### DATA SECTION ###
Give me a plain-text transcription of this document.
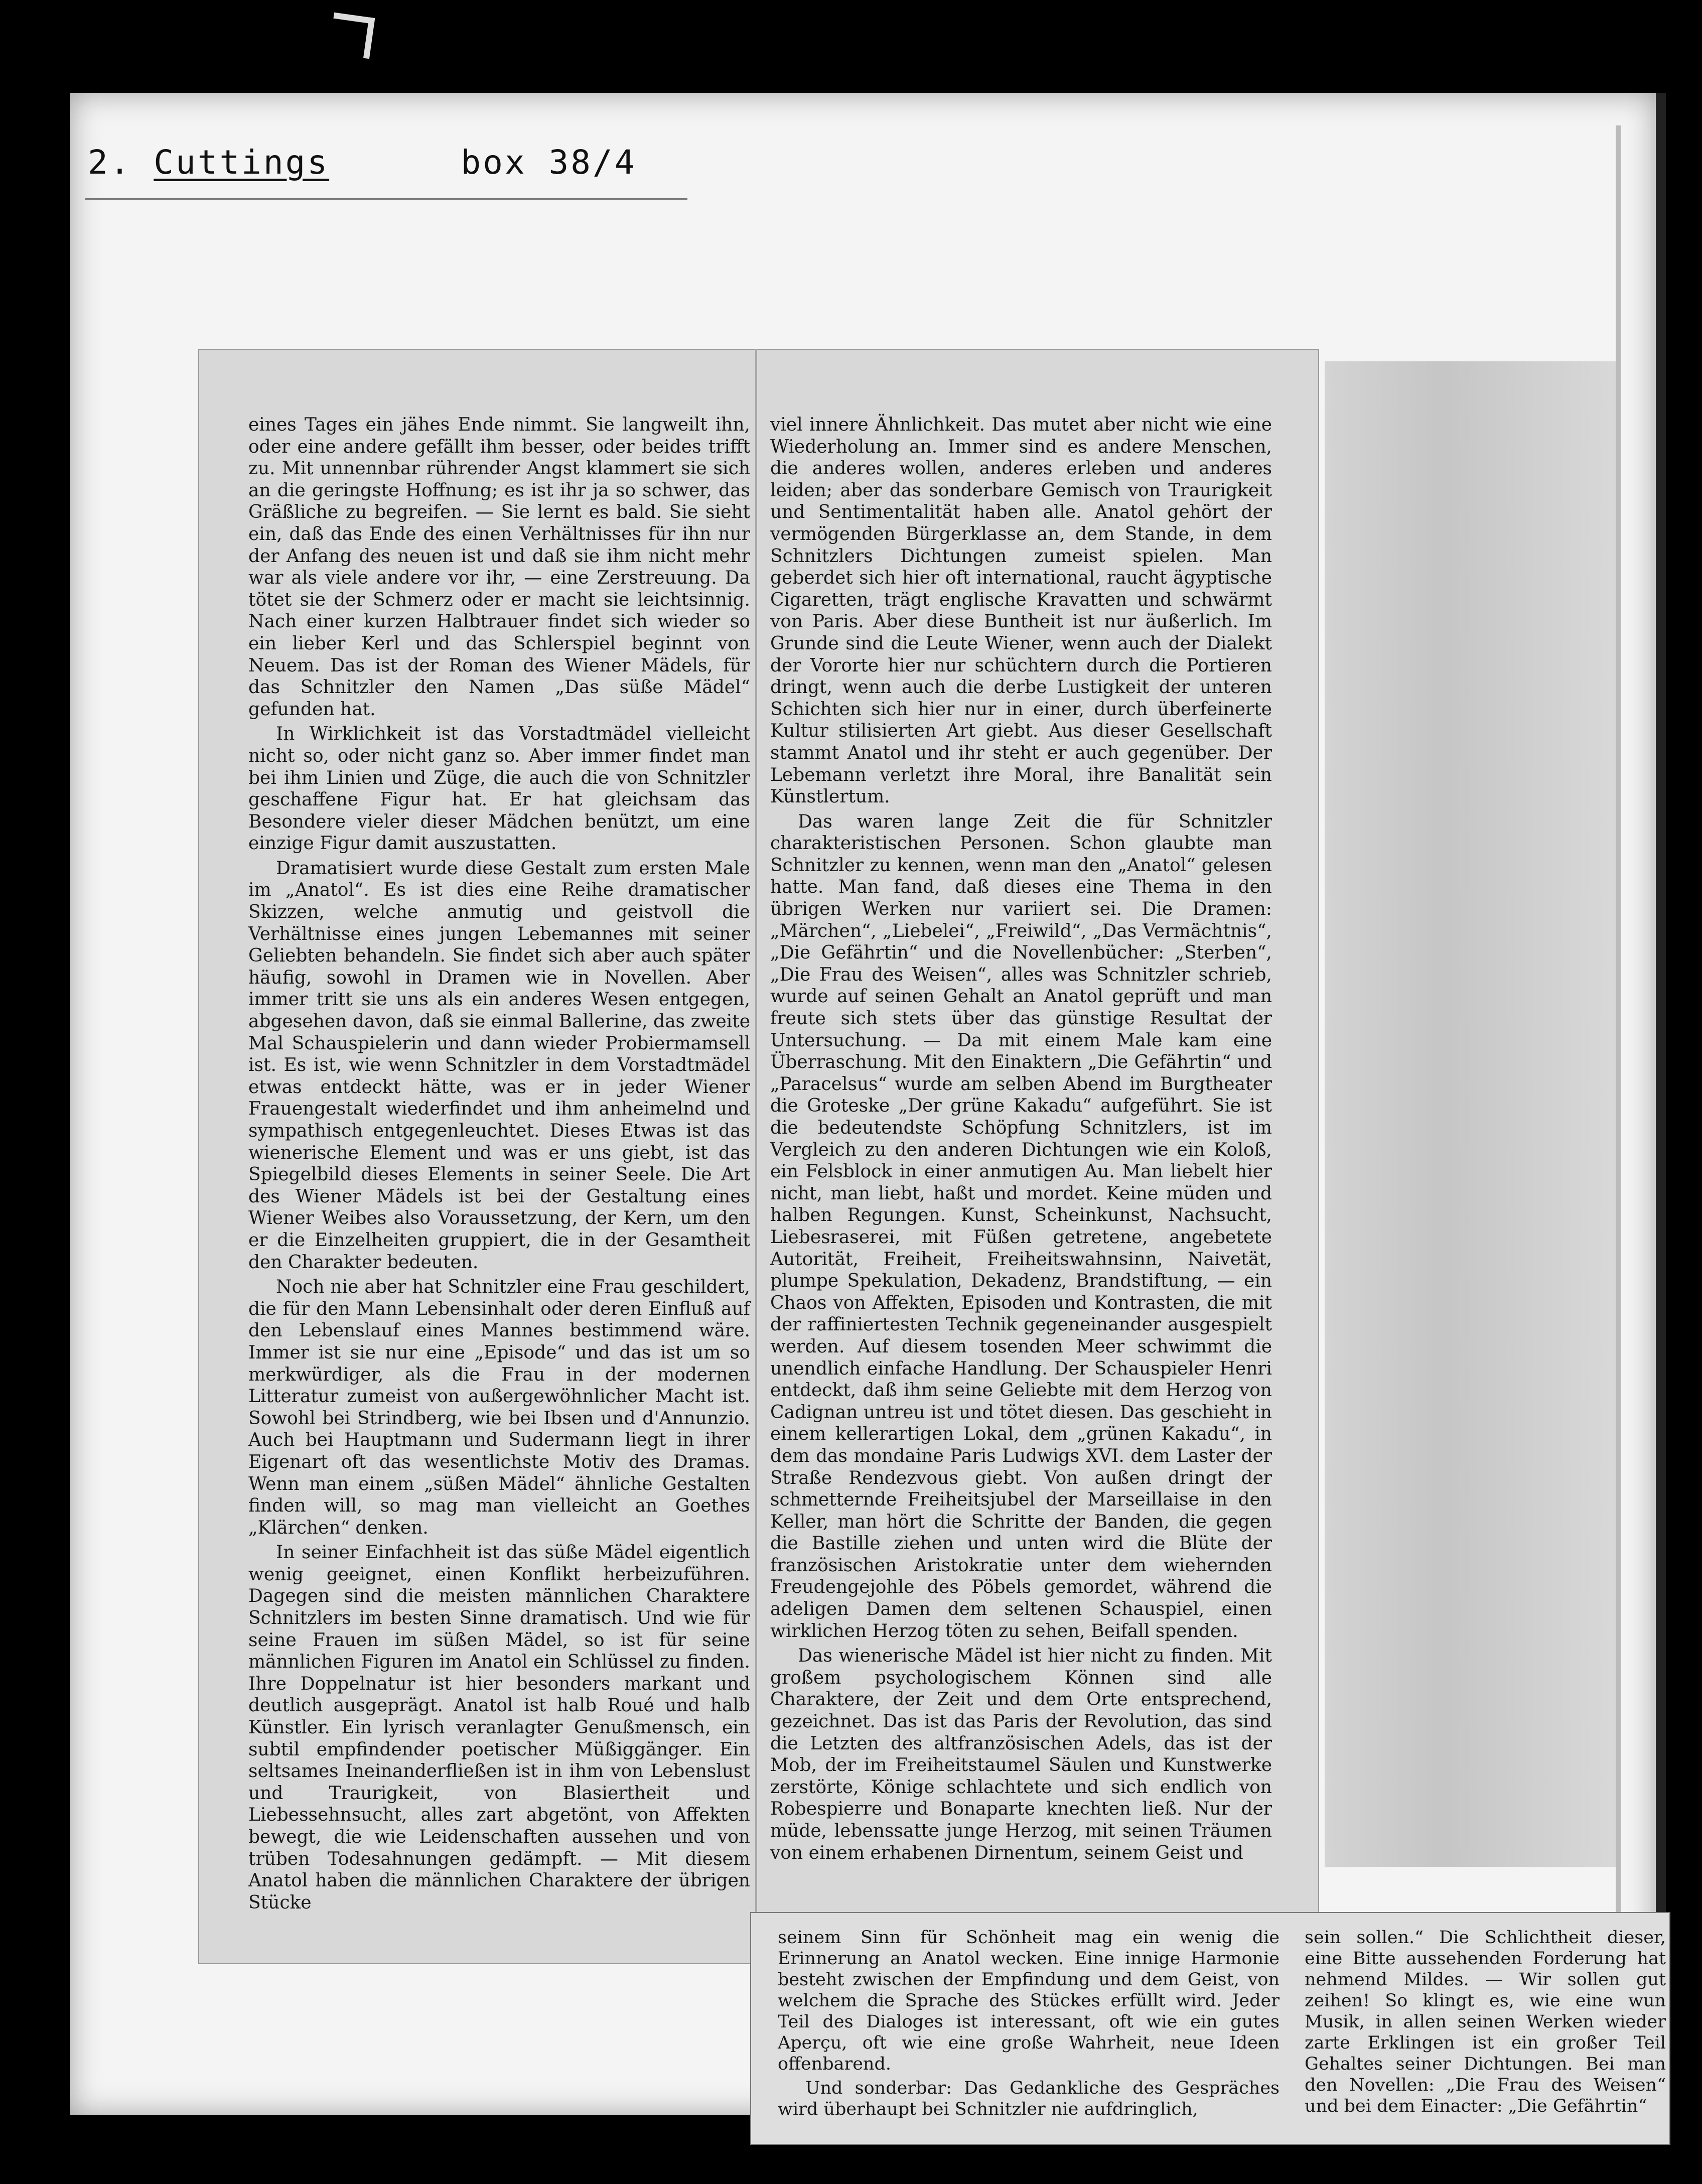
2. Cuttings	box 38/4

eines Tages ein jähes Ende nimmt. Sie langweilt ihn, oder eine andere gefällt ihm besser, oder beides trifft zu. Mit unnennbar rührender Angst klammert sie sich an die geringste Hoffnung; es ist ihr ja so schwer, das Gräßliche zu begreifen. — Sie lernt es bald. Sie sieht ein, daß das Ende des einen Verhältnisses für ihn nur der Anfang des neuen ist und daß sie ihm nicht mehr war als viele andere vor ihr, — eine Zerstreuung. Da tötet sie der Schmerz oder er macht sie leichtsinnig. Nach einer kurzen Halbtrauer findet sich wieder so ein lieber Kerl und das Schlerspiel beginnt von Neuem. Das ist der Roman des Wiener Mädels, für das Schnitzler den Namen „Das süße Mädel“ gefunden hat.

In Wirklichkeit ist das Vorstadtmädel vielleicht nicht so, oder nicht ganz so. Aber immer findet man bei ihm Linien und Züge, die auch die von Schnitzler geschaffene Figur hat. Er hat gleichsam das Besondere vieler dieser Mädchen benützt, um eine einzige Figur damit auszustatten.

Dramatisiert wurde diese Gestalt zum ersten Male im „Anatol“. Es ist dies eine Reihe dramatischer Skizzen, welche anmutig und geistvoll die Verhältnisse eines jungen Lebemannes mit seiner Geliebten behandeln. Sie findet sich aber auch später häufig, sowohl in Dramen wie in Novellen. Aber immer tritt sie uns als ein anderes Wesen entgegen, abgesehen davon, daß sie einmal Ballerine, das zweite Mal Schauspielerin und dann wieder Probiermamsell ist. Es ist, wie wenn Schnitzler in dem Vorstadtmädel etwas entdeckt hätte, was er in jeder Wiener Frauengestalt wiederfindet und ihm anheimelnd und sympathisch entgegenleuchtet. Dieses Etwas ist das wienerische Element und was er uns giebt, ist das Spiegelbild dieses Elements in seiner Seele. Die Art des Wiener Mädels ist bei der Gestaltung eines Wiener Weibes also Voraussetzung, der Kern, um den er die Einzelheiten gruppiert, die in der Gesamtheit den Charakter bedeuten.

Noch nie aber hat Schnitzler eine Frau geschildert, die für den Mann Lebensinhalt oder deren Einfluß auf den Lebenslauf eines Mannes bestimmend wäre. Immer ist sie nur eine „Episode“ und das ist um so merkwürdiger, als die Frau in der modernen Litteratur zumeist von außergewöhnlicher Macht ist. Sowohl bei Strindberg, wie bei Ibsen und d'Annunzio. Auch bei Hauptmann und Sudermann liegt in ihrer Eigenart oft das wesentlichste Motiv des Dramas. Wenn man einem „süßen Mädel“ ähnliche Gestalten finden will, so mag man vielleicht an Goethes „Klärchen“ denken.

In seiner Einfachheit ist das süße Mädel eigentlich wenig geeignet, einen Konflikt herbeizuführen. Dagegen sind die meisten männlichen Charaktere Schnitzlers im besten Sinne dramatisch. Und wie für seine Frauen im süßen Mädel, so ist für seine männlichen Figuren im Anatol ein Schlüssel zu finden. Ihre Doppelnatur ist hier besonders markant und deutlich ausgeprägt. Anatol ist halb Roué und halb Künstler. Ein lyrisch veranlagter Genußmensch, ein subtil empfindender poetischer Müßiggänger. Ein seltsames Ineinanderfließen ist in ihm von Lebenslust und Traurigkeit, von Blasiertheit und Liebessehnsucht, alles zart abgetönt, von Affekten bewegt, die wie Leidenschaften aussehen und von trüben Todesahnungen gedämpft. — Mit diesem Anatol haben die männlichen Charaktere der übrigen Stücke

viel innere Ähnlichkeit. Das mutet aber nicht wie eine Wiederholung an. Immer sind es andere Menschen, die anderes wollen, anderes erleben und anderes leiden; aber das sonderbare Gemisch von Traurigkeit und Sentimentalität haben alle. Anatol gehört der vermögenden Bürgerklasse an, dem Stande, in dem Schnitzlers Dichtungen zumeist spielen. Man geberdet sich hier oft international, raucht ägyptische Cigaretten, trägt englische Kravatten und schwärmt von Paris. Aber diese Buntheit ist nur äußerlich. Im Grunde sind die Leute Wiener, wenn auch der Dialekt der Vororte hier nur schüchtern durch die Portieren dringt, wenn auch die derbe Lustigkeit der unteren Schichten sich hier nur in einer, durch überfeinerte Kultur stilisierten Art giebt. Aus dieser Gesellschaft stammt Anatol und ihr steht er auch gegenüber. Der Lebemann verletzt ihre Moral, ihre Banalität sein Künstlertum.

Das waren lange Zeit die für Schnitzler charakteristischen Personen. Schon glaubte man Schnitzler zu kennen, wenn man den „Anatol“ gelesen hatte. Man fand, daß dieses eine Thema in den übrigen Werken nur variiert sei. Die Dramen: „Märchen“, „Liebelei“, „Freiwild“, „Das Vermächtnis“, „Die Gefährtin“ und die Novellenbücher: „Sterben“, „Die Frau des Weisen“, alles was Schnitzler schrieb, wurde auf seinen Gehalt an Anatol geprüft und man freute sich stets über das günstige Resultat der Untersuchung. — Da mit einem Male kam eine Überraschung. Mit den Einaktern „Die Gefährtin“ und „Paracelsus“ wurde am selben Abend im Burgtheater die Groteske „Der grüne Kakadu“ aufgeführt. Sie ist die bedeutendste Schöpfung Schnitzlers, ist im Vergleich zu den anderen Dichtungen wie ein Koloß, ein Felsblock in einer anmutigen Au. Man liebelt hier nicht, man liebt, haßt und mordet. Keine müden und halben Regungen. Kunst, Scheinkunst, Nachsucht, Liebesraserei, mit Füßen getretene, angebetete Autorität, Freiheit, Freiheitswahnsinn, Naivetät, plumpe Spekulation, Dekadenz, Brandstiftung, — ein Chaos von Affekten, Episoden und Kontrasten, die mit der raffiniertesten Technik gegeneinander ausgespielt werden. Auf diesem tosenden Meer schwimmt die unendlich einfache Handlung. Der Schauspieler Henri entdeckt, daß ihm seine Geliebte mit dem Herzog von Cadignan untreu ist und tötet diesen. Das geschieht in einem kellerartigen Lokal, dem „grünen Kakadu“, in dem das mondaine Paris Ludwigs XVI. dem Laster der Straße Rendezvous giebt. Von außen dringt der schmetternde Freiheitsjubel der Marseillaise in den Keller, man hört die Schritte der Banden, die gegen die Bastille ziehen und unten wird die Blüte der französischen Aristokratie unter dem wiehernden Freudengejohle des Pöbels gemordet, während die adeligen Damen dem seltenen Schauspiel, einen wirklichen Herzog töten zu sehen, Beifall spenden.

Das wienerische Mädel ist hier nicht zu finden. Mit großem psychologischem Können sind alle Charaktere, der Zeit und dem Orte entsprechend, gezeichnet. Das ist das Paris der Revolution, das sind die Letzten des altfranzösischen Adels, das ist der Mob, der im Freiheitstaumel Säulen und Kunstwerke zerstörte, Könige schlachtete und sich endlich von Robespierre und Bonaparte knechten ließ. Nur der müde, lebenssatte junge Herzog, mit seinen Träumen von einem erhabenen Dirnentum, seinem Geist und

seinem Sinn für Schönheit mag ein wenig die Erinnerung an Anatol wecken. Eine innige Harmonie besteht zwischen der Empfindung und dem Geist, von welchem die Sprache des Stückes erfüllt wird. Jeder Teil des Dialoges ist interessant, oft wie ein gutes Aperçu, oft wie eine große Wahrheit, neue Ideen offenbarend.

Und sonderbar: Das Gedankliche des Gespräches wird überhaupt bei Schnitzler nie aufdringlich,

sein sollen.“ Die Schlichtheit dieser, eine Bitte aussehenden Forderung hat nehmend Mildes. — Wir sollen gut zeihen! So klingt es, wie eine wun Musik, in allen seinen Werken wieder zarte Erklingen ist ein großer Teil Gehaltes seiner Dichtungen. Bei man den Novellen: „Die Frau des Weisen“ und bei dem Einacter: „Die Gefährtin“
###
◆ AIM
Copy the listing exactly. Any image in it stays out of the copy.

◆ TASK RESPONSE
Give me a plain-text transcription of this document.
2. Cuttings	box 38/4

eines Tages ein jähes Ende nimmt. Sie langweilt ihn, oder eine andere gefällt ihm besser, oder beides trifft zu. Mit unnennbar rührender Angst klammert sie sich an die geringste Hoffnung; es ist ihr ja so schwer, das Gräßliche zu begreifen. — Sie lernt es bald. Sie sieht ein, daß das Ende des einen Verhältnisses für ihn nur der Anfang des neuen ist und daß sie ihm nicht mehr war als viele andere vor ihr, — eine Zerstreuung. Da tötet sie der Schmerz oder er macht sie leichtsinnig. Nach einer kurzen Halbtrauer findet sich wieder so ein lieber Kerl und das Schlerspiel beginnt von Neuem. Das ist der Roman des Wiener Mädels, für das Schnitzler den Namen „Das süße Mädel“ gefunden hat.

In Wirklichkeit ist das Vorstadtmädel vielleicht nicht so, oder nicht ganz so. Aber immer findet man bei ihm Linien und Züge, die auch die von Schnitzler geschaffene Figur hat. Er hat gleichsam das Besondere vieler dieser Mädchen benützt, um eine einzige Figur damit auszustatten.

Dramatisiert wurde diese Gestalt zum ersten Male im „Anatol“. Es ist dies eine Reihe dramatischer Skizzen, welche anmutig und geistvoll die Verhältnisse eines jungen Lebemannes mit seiner Geliebten behandeln. Sie findet sich aber auch später häufig, sowohl in Dramen wie in Novellen. Aber immer tritt sie uns als ein anderes Wesen entgegen, abgesehen davon, daß sie einmal Ballerine, das zweite Mal Schauspielerin und dann wieder Probiermamsell ist. Es ist, wie wenn Schnitzler in dem Vorstadtmädel etwas entdeckt hätte, was er in jeder Wiener Frauengestalt wiederfindet und ihm anheimelnd und sympathisch entgegenleuchtet. Dieses Etwas ist das wienerische Element und was er uns giebt, ist das Spiegelbild dieses Elements in seiner Seele. Die Art des Wiener Mädels ist bei der Gestaltung eines Wiener Weibes also Voraussetzung, der Kern, um den er die Einzelheiten gruppiert, die in der Gesamtheit den Charakter bedeuten.

Noch nie aber hat Schnitzler eine Frau geschildert, die für den Mann Lebensinhalt oder deren Einfluß auf den Lebenslauf eines Mannes bestimmend wäre. Immer ist sie nur eine „Episode“ und das ist um so merkwürdiger, als die Frau in der modernen Litteratur zumeist von außergewöhnlicher Macht ist. Sowohl bei Strindberg, wie bei Ibsen und d'Annunzio. Auch bei Hauptmann und Sudermann liegt in ihrer Eigenart oft das wesentlichste Motiv des Dramas. Wenn man einem „süßen Mädel“ ähnliche Gestalten finden will, so mag man vielleicht an Goethes „Klärchen“ denken.

In seiner Einfachheit ist das süße Mädel eigentlich wenig geeignet, einen Konflikt herbeizuführen. Dagegen sind die meisten männlichen Charaktere Schnitzlers im besten Sinne dramatisch. Und wie für seine Frauen im süßen Mädel, so ist für seine männlichen Figuren im Anatol ein Schlüssel zu finden. Ihre Doppelnatur ist hier besonders markant und deutlich ausgeprägt. Anatol ist halb Roué und halb Künstler. Ein lyrisch veranlagter Genußmensch, ein subtil empfindender poetischer Müßiggänger. Ein seltsames Ineinanderfließen ist in ihm von Lebenslust und Traurigkeit, von Blasiertheit und Liebessehnsucht, alles zart abgetönt, von Affekten bewegt, die wie Leidenschaften aussehen und von trüben Todesahnungen gedämpft. — Mit diesem Anatol haben die männlichen Charaktere der übrigen Stücke

viel innere Ähnlichkeit. Das mutet aber nicht wie eine Wiederholung an. Immer sind es andere Menschen, die anderes wollen, anderes erleben und anderes leiden; aber das sonderbare Gemisch von Traurigkeit und Sentimentalität haben alle. Anatol gehört der vermögenden Bürgerklasse an, dem Stande, in dem Schnitzlers Dichtungen zumeist spielen. Man geberdet sich hier oft international, raucht ägyptische Cigaretten, trägt englische Kravatten und schwärmt von Paris. Aber diese Buntheit ist nur äußerlich. Im Grunde sind die Leute Wiener, wenn auch der Dialekt der Vororte hier nur schüchtern durch die Portieren dringt, wenn auch die derbe Lustigkeit der unteren Schichten sich hier nur in einer, durch überfeinerte Kultur stilisierten Art giebt. Aus dieser Gesellschaft stammt Anatol und ihr steht er auch gegenüber. Der Lebemann verletzt ihre Moral, ihre Banalität sein Künstlertum.

Das waren lange Zeit die für Schnitzler charakteristischen Personen. Schon glaubte man Schnitzler zu kennen, wenn man den „Anatol“ gelesen hatte. Man fand, daß dieses eine Thema in den übrigen Werken nur variiert sei. Die Dramen: „Märchen“, „Liebelei“, „Freiwild“, „Das Vermächtnis“, „Die Gefährtin“ und die Novellenbücher: „Sterben“, „Die Frau des Weisen“, alles was Schnitzler schrieb, wurde auf seinen Gehalt an Anatol geprüft und man freute sich stets über das günstige Resultat der Untersuchung. — Da mit einem Male kam eine Überraschung. Mit den Einaktern „Die Gefährtin“ und „Paracelsus“ wurde am selben Abend im Burgtheater die Groteske „Der grüne Kakadu“ aufgeführt. Sie ist die bedeutendste Schöpfung Schnitzlers, ist im Vergleich zu den anderen Dichtungen wie ein Koloß, ein Felsblock in einer anmutigen Au. Man liebelt hier nicht, man liebt, haßt und mordet. Keine müden und halben Regungen. Kunst, Scheinkunst, Nachsucht, Liebesraserei, mit Füßen getretene, angebetete Autorität, Freiheit, Freiheitswahnsinn, Naivetät, plumpe Spekulation, Dekadenz, Brandstiftung, — ein Chaos von Affekten, Episoden und Kontrasten, die mit der raffiniertesten Technik gegeneinander ausgespielt werden. Auf diesem tosenden Meer schwimmt die unendlich einfache Handlung. Der Schauspieler Henri entdeckt, daß ihm seine Geliebte mit dem Herzog von Cadignan untreu ist und tötet diesen. Das geschieht in einem kellerartigen Lokal, dem „grünen Kakadu“, in dem das mondaine Paris Ludwigs XVI. dem Laster der Straße Rendezvous giebt. Von außen dringt der schmetternde Freiheitsjubel der Marseillaise in den Keller, man hört die Schritte der Banden, die gegen die Bastille ziehen und unten wird die Blüte der französischen Aristokratie unter dem wiehernden Freudengejohle des Pöbels gemordet, während die adeligen Damen dem seltenen Schauspiel, einen wirklichen Herzog töten zu sehen, Beifall spenden.

Das wienerische Mädel ist hier nicht zu finden. Mit großem psychologischem Können sind alle Charaktere, der Zeit und dem Orte entsprechend, gezeichnet. Das ist das Paris der Revolution, das sind die Letzten des altfranzösischen Adels, das ist der Mob, der im Freiheitstaumel Säulen und Kunstwerke zerstörte, Könige schlachtete und sich endlich von Robespierre und Bonaparte knechten ließ. Nur der müde, lebenssatte junge Herzog, mit seinen Träumen von einem erhabenen Dirnentum, seinem Geist und

seinem Sinn für Schönheit mag ein wenig die Erinnerung an Anatol wecken. Eine innige Harmonie besteht zwischen der Empfindung und dem Geist, von welchem die Sprache des Stückes erfüllt wird. Jeder Teil des Dialoges ist interessant, oft wie ein gutes Aperçu, oft wie eine große Wahrheit, neue Ideen offenbarend.

Und sonderbar: Das Gedankliche des Gespräches wird überhaupt bei Schnitzler nie aufdringlich,

sein sollen.“ Die Schlichtheit dieser, eine Bitte aussehenden Forderung hat nehmend Mildes. — Wir sollen gut zeihen! So klingt es, wie eine wun Musik, in allen seinen Werken wieder zarte Erklingen ist ein großer Teil Gehaltes seiner Dichtungen. Bei man den Novellen: „Die Frau des Weisen“ und bei dem Einacter: „Die Gefährtin“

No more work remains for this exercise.